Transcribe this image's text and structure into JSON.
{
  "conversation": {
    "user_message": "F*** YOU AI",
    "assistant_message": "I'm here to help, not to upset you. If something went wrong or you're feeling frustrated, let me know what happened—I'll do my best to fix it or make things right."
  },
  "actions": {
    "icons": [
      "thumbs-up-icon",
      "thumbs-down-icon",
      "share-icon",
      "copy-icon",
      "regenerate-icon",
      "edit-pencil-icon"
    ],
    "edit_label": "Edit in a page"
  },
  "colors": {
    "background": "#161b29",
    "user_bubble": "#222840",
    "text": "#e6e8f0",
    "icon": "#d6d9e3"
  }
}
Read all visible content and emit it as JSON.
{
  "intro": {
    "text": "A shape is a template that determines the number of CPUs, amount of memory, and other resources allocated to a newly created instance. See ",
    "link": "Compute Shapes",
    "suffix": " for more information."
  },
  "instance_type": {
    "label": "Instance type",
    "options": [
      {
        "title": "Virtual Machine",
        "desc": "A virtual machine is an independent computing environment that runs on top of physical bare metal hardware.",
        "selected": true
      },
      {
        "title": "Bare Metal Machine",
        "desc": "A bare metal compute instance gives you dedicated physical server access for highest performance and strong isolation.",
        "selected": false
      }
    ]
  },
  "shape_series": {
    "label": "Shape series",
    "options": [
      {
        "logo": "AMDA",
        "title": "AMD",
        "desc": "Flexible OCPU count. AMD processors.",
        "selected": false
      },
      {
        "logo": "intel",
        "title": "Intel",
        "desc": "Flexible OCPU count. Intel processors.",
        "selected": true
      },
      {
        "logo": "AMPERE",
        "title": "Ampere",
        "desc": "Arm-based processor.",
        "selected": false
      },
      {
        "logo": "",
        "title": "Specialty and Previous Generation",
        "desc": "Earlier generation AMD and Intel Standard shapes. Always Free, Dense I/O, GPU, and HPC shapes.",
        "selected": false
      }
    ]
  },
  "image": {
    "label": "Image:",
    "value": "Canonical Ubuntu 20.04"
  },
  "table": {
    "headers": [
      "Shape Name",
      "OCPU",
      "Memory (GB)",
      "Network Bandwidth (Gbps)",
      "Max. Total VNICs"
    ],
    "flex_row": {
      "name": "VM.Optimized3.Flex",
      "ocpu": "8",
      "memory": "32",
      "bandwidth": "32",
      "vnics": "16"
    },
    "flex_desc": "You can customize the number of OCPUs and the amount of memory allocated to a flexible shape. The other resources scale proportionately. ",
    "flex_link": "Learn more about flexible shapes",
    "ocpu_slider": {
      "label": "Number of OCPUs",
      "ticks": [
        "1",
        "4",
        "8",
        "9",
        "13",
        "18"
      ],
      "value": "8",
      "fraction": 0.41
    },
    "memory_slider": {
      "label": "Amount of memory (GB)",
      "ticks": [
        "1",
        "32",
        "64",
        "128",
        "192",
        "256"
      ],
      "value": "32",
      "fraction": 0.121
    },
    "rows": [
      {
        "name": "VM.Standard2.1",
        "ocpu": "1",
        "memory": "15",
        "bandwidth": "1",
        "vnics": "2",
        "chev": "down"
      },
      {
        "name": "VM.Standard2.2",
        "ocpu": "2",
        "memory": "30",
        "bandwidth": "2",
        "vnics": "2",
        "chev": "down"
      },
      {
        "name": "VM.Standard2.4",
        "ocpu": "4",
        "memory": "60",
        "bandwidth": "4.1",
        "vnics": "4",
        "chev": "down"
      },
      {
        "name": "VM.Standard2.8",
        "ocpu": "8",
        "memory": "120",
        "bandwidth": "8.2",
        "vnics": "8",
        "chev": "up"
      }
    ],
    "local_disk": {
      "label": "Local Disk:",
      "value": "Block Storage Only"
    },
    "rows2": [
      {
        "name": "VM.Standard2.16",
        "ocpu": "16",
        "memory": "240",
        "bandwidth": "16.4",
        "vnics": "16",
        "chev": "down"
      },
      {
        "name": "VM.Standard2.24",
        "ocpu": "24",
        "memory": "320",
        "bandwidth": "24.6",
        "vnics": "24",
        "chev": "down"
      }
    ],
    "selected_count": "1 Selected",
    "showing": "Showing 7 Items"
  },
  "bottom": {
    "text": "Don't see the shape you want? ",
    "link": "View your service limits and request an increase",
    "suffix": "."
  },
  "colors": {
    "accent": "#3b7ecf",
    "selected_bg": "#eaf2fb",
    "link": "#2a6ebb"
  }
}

---

=== What is being asked ===
Respond with the number of lines containing "allocated" and no additional words.

=== Final answer ===
2